### THE PROBLEM:
Each line that holds the word "this" is to be identified and copied.

### PROVIDED MATERIAL:

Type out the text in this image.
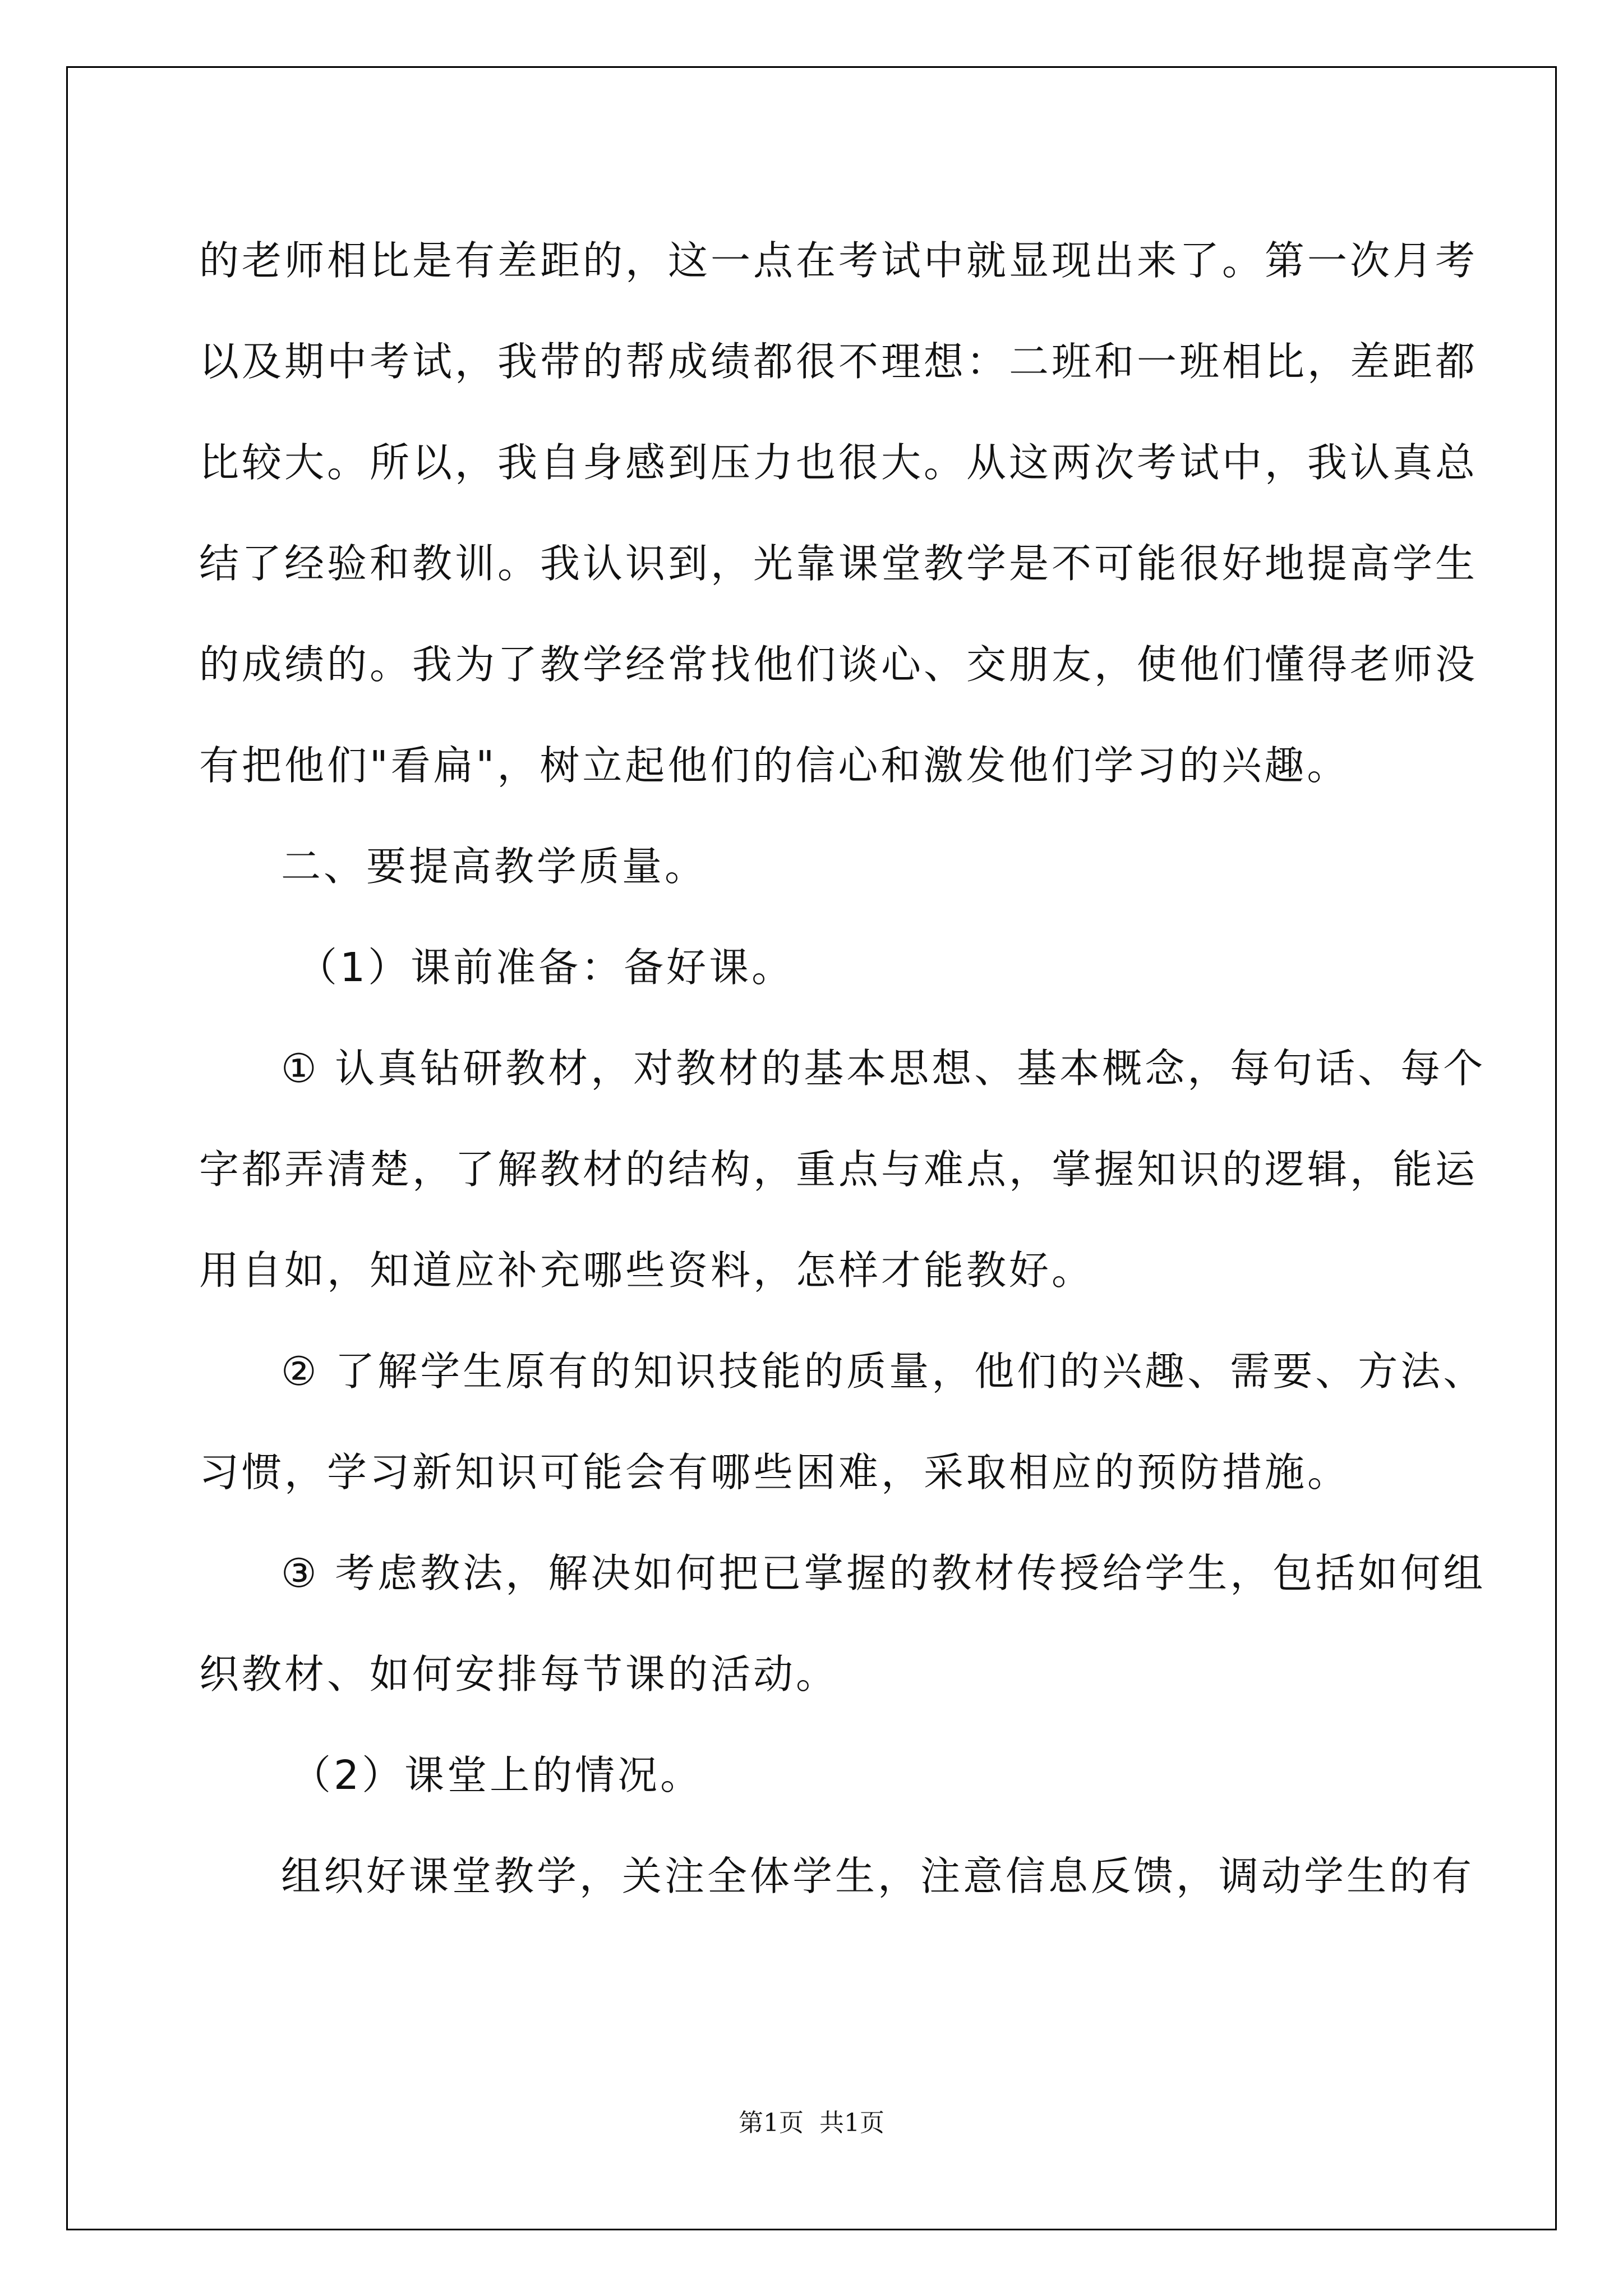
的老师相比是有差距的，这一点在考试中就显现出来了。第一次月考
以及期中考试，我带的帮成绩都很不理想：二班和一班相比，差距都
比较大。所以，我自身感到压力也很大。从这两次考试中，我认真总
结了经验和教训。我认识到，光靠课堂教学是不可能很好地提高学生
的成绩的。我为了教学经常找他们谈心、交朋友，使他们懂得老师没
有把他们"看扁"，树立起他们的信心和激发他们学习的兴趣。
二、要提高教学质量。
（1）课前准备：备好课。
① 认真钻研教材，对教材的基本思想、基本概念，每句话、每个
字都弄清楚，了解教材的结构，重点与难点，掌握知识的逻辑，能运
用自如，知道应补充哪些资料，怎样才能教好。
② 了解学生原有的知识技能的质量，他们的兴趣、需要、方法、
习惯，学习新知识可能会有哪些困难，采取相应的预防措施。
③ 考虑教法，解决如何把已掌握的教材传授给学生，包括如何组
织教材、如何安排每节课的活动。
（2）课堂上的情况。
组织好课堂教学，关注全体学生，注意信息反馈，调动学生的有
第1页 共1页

--

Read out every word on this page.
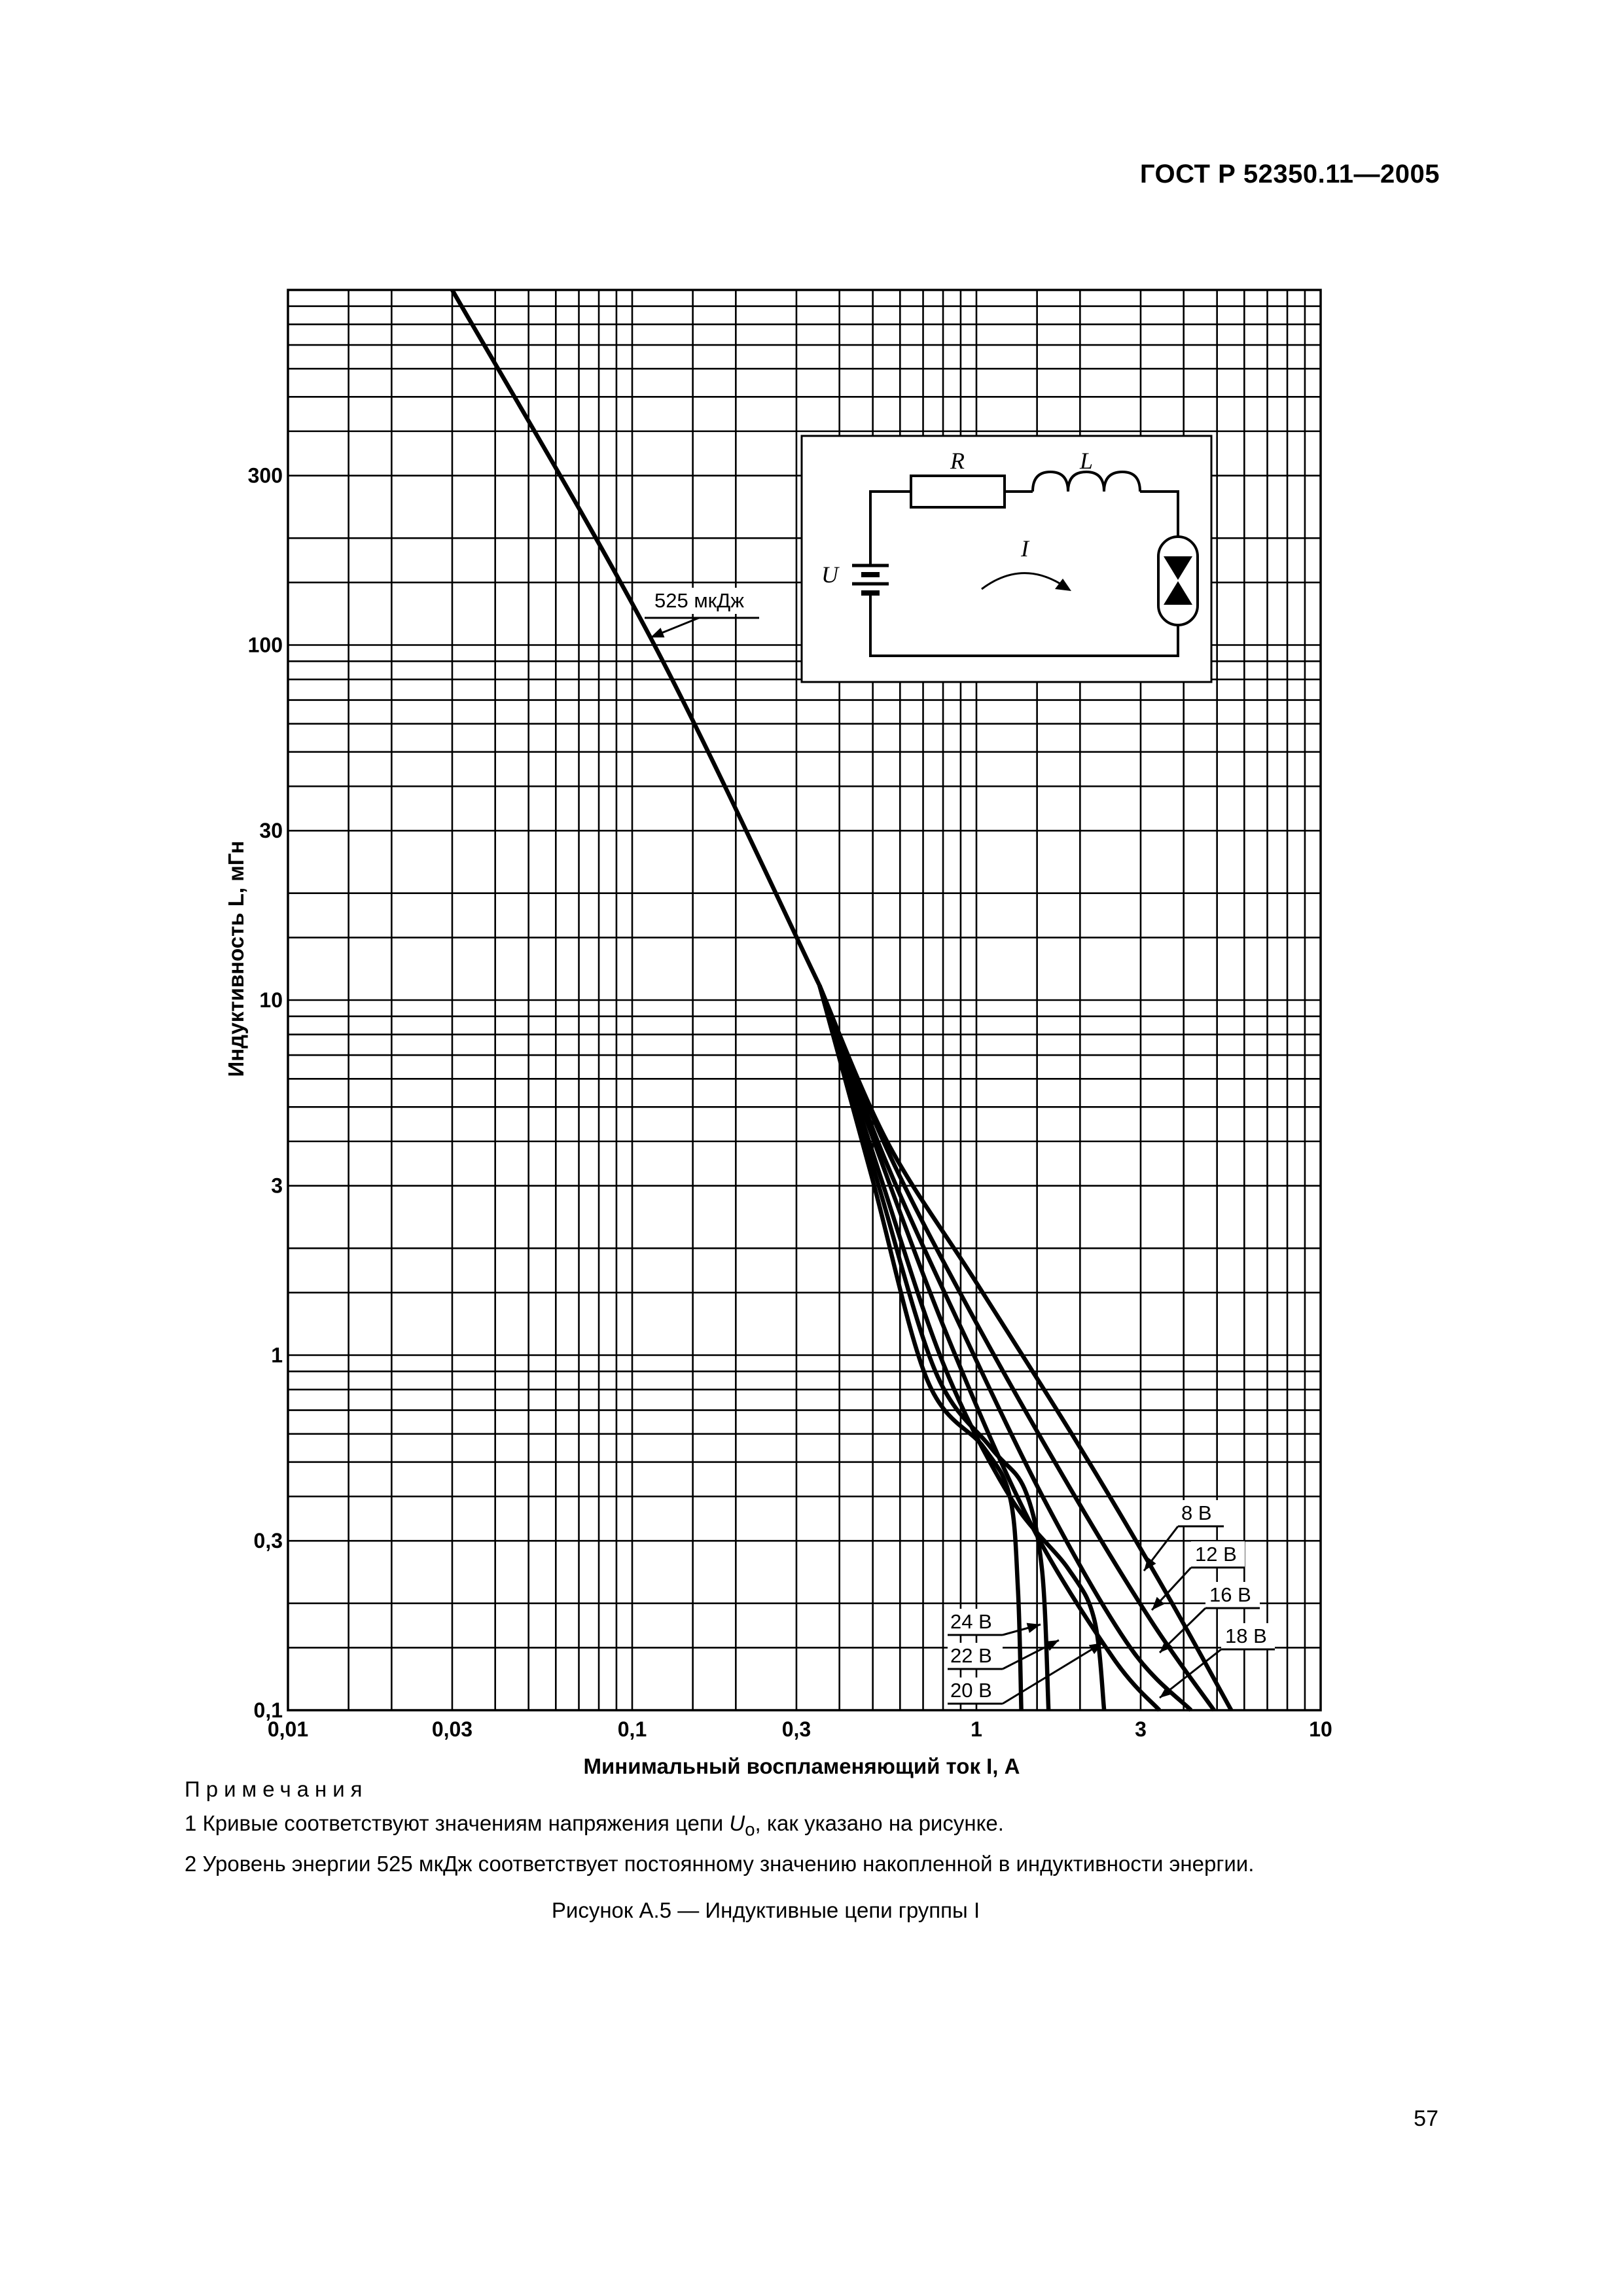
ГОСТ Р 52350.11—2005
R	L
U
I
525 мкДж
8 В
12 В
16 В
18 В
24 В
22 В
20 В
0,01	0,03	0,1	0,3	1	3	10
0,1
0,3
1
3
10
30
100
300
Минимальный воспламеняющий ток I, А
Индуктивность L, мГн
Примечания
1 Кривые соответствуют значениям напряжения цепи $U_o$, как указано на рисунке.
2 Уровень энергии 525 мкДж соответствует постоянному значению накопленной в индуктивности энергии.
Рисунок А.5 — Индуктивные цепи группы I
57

### ANSWER:
Type out the text in this image.
Read out every word on this page.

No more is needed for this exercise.